— WHAT TO WORK ON —
Can you reproduce word for word the items from the very first line up to and including the line with "macd-histogram-bar [257,267,263,272]"?
START INPUT
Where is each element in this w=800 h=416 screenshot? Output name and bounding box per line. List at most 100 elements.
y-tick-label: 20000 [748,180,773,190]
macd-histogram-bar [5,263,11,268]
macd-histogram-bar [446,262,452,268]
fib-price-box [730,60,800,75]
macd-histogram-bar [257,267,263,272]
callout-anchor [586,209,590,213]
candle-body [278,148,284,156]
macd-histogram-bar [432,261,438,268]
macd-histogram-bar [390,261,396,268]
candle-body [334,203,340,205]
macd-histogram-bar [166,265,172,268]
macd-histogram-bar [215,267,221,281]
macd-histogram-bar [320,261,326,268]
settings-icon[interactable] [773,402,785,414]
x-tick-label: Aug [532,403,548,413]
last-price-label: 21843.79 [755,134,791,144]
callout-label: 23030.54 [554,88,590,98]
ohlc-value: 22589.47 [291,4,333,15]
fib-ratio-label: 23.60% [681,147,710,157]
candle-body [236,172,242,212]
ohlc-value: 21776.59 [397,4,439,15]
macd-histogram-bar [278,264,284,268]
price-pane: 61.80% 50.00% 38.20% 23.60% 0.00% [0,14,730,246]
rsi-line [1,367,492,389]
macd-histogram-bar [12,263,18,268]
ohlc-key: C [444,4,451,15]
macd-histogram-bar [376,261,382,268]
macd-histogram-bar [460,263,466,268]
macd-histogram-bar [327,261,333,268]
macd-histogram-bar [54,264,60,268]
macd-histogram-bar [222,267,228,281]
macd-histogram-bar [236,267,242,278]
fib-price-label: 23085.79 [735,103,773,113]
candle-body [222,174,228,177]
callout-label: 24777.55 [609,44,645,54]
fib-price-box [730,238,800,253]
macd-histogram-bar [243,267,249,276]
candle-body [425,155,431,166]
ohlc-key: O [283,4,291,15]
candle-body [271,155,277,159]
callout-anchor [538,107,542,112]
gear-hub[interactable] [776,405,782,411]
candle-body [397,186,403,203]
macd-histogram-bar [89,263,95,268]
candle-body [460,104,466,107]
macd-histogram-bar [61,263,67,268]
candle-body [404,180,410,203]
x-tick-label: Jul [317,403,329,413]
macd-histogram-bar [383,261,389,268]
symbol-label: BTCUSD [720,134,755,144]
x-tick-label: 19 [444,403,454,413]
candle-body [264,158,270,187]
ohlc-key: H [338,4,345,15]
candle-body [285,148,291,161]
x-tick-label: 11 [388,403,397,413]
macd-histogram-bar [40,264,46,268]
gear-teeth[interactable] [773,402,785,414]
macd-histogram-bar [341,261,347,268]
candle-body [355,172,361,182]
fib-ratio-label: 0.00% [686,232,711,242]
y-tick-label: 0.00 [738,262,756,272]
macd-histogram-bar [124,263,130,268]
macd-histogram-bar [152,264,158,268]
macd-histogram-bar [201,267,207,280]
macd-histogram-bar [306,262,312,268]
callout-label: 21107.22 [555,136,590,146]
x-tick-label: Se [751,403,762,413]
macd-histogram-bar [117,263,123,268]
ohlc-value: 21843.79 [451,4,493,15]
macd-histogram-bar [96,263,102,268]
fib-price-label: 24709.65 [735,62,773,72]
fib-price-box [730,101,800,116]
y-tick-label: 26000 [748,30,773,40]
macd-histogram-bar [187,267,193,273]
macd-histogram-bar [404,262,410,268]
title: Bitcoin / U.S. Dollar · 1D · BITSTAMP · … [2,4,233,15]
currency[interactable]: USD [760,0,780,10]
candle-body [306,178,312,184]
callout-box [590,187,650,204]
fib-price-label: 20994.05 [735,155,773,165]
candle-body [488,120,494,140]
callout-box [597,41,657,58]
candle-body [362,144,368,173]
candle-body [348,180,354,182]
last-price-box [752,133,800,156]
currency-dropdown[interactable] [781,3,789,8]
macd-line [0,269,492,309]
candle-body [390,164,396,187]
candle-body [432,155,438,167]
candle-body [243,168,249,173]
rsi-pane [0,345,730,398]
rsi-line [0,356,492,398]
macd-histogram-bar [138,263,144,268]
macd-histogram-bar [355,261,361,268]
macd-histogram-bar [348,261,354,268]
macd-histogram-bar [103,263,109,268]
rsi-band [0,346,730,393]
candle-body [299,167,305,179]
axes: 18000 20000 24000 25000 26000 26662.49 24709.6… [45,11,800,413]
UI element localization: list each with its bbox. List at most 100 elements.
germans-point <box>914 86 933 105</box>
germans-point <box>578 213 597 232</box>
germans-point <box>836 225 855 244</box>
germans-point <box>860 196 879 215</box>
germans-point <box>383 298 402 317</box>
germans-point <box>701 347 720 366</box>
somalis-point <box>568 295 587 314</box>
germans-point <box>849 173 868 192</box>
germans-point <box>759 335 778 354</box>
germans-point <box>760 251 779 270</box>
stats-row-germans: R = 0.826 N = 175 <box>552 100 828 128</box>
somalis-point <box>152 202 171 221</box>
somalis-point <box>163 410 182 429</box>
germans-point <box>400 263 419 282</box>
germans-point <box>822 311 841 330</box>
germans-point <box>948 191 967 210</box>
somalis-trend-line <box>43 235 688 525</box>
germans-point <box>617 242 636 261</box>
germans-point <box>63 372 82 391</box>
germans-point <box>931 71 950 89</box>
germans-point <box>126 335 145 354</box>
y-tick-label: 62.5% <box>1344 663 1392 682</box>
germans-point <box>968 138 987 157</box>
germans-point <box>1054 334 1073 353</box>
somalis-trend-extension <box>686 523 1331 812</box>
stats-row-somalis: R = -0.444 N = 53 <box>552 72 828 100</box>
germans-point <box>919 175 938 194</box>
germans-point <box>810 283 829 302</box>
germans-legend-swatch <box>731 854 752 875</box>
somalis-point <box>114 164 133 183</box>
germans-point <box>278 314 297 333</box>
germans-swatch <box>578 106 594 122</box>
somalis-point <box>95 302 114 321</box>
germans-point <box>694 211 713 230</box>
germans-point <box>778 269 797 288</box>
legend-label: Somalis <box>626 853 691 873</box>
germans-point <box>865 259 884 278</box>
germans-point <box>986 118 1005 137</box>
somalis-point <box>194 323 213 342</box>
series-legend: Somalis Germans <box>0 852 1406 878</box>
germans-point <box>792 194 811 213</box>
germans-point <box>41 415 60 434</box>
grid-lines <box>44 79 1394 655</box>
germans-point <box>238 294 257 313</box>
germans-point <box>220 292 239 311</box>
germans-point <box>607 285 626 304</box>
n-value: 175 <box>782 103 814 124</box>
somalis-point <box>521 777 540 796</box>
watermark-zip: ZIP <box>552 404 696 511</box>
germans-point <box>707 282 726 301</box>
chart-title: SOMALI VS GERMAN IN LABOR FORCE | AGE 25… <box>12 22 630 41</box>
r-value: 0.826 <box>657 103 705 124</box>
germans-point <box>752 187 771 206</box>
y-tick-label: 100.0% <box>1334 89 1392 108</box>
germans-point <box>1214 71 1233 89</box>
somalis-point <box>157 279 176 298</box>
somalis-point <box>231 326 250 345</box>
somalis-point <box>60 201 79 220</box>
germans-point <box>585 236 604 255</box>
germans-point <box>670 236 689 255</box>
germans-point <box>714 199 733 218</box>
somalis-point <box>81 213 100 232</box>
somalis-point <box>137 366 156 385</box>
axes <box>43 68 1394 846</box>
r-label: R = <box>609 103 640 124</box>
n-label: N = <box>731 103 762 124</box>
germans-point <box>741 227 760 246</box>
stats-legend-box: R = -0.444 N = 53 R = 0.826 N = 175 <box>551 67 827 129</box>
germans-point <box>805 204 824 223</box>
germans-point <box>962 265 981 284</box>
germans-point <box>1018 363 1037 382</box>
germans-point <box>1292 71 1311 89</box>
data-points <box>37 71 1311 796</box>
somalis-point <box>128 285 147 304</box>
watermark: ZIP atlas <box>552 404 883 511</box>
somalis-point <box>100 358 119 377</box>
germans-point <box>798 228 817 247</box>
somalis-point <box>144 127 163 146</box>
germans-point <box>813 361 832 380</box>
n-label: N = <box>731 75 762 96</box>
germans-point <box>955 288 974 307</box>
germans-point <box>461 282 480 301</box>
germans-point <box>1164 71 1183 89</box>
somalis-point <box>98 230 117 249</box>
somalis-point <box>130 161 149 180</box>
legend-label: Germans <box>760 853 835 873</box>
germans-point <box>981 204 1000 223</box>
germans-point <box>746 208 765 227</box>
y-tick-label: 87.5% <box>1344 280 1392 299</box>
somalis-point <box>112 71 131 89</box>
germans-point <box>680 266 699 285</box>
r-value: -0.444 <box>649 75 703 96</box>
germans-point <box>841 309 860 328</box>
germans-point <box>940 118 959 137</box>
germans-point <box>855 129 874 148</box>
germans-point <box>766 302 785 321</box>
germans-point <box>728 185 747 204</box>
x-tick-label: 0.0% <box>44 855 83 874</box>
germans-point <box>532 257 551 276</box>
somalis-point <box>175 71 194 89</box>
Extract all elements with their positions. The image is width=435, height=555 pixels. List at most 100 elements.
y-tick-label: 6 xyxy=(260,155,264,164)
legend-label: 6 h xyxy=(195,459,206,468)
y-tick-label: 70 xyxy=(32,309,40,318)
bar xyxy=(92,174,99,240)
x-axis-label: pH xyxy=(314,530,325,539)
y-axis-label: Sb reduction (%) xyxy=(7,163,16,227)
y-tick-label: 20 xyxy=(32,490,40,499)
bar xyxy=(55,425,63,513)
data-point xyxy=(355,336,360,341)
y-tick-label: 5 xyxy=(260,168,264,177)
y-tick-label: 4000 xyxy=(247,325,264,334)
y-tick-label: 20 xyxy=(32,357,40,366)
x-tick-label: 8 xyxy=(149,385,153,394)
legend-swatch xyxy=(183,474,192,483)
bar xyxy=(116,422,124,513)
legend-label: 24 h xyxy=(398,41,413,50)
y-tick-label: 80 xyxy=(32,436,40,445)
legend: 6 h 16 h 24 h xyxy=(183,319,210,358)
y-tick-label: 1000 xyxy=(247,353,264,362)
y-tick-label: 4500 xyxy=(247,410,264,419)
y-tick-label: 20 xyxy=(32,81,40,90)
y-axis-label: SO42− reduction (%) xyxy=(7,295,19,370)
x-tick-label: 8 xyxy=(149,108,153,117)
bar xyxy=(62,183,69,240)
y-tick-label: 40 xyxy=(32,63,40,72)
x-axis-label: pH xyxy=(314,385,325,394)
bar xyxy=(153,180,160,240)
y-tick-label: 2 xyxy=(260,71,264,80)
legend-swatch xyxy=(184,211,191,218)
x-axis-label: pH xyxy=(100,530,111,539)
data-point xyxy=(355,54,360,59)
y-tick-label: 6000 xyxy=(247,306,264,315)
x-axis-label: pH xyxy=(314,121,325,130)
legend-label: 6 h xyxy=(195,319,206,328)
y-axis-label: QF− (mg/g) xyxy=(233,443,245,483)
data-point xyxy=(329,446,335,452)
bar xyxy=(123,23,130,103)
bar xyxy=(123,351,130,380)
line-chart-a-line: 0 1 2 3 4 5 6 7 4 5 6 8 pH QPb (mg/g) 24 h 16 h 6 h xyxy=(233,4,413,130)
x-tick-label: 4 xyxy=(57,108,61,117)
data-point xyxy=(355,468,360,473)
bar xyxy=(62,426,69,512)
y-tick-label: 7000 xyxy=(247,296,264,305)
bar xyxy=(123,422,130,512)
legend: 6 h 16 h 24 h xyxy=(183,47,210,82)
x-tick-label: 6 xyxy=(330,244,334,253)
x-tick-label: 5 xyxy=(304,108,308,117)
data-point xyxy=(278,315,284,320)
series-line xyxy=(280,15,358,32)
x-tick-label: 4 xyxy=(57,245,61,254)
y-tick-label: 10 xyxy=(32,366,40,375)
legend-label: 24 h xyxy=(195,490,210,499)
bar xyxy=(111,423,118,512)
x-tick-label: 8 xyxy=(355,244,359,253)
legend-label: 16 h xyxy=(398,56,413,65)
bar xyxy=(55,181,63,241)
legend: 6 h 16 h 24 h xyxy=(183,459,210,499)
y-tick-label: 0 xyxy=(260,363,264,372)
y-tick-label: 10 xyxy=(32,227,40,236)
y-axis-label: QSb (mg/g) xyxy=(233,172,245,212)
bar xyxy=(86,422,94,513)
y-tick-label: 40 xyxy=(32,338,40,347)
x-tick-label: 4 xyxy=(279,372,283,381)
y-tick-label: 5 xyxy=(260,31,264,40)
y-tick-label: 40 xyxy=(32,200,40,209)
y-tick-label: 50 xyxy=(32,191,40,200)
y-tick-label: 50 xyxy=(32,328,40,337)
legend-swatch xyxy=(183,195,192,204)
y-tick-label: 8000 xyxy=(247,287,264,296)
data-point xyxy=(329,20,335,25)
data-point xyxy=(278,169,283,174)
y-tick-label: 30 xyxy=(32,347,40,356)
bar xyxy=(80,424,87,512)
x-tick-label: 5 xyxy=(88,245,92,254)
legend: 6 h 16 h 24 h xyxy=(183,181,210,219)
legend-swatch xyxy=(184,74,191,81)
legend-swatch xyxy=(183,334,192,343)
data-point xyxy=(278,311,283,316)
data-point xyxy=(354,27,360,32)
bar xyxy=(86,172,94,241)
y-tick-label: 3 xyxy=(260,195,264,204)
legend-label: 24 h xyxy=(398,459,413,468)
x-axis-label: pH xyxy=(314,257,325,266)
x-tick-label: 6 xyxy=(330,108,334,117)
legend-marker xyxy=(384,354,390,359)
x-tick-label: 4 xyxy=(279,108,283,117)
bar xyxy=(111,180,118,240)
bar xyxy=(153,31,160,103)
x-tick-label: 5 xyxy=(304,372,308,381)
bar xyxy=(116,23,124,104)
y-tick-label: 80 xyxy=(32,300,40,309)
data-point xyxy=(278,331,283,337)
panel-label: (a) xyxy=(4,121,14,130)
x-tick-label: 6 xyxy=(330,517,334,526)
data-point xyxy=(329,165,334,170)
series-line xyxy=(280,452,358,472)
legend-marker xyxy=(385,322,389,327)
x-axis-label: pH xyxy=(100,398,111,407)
END INPUT
— RESULT —
Where is each element in this w=800 h=416 screenshot? Output name and bounding box per line. List at most 100 elements.
y-tick-label: 20000 [748,180,773,190]
macd-histogram-bar [5,263,11,268]
macd-histogram-bar [446,262,452,268]
fib-price-box [730,60,800,75]
macd-histogram-bar [257,267,263,272]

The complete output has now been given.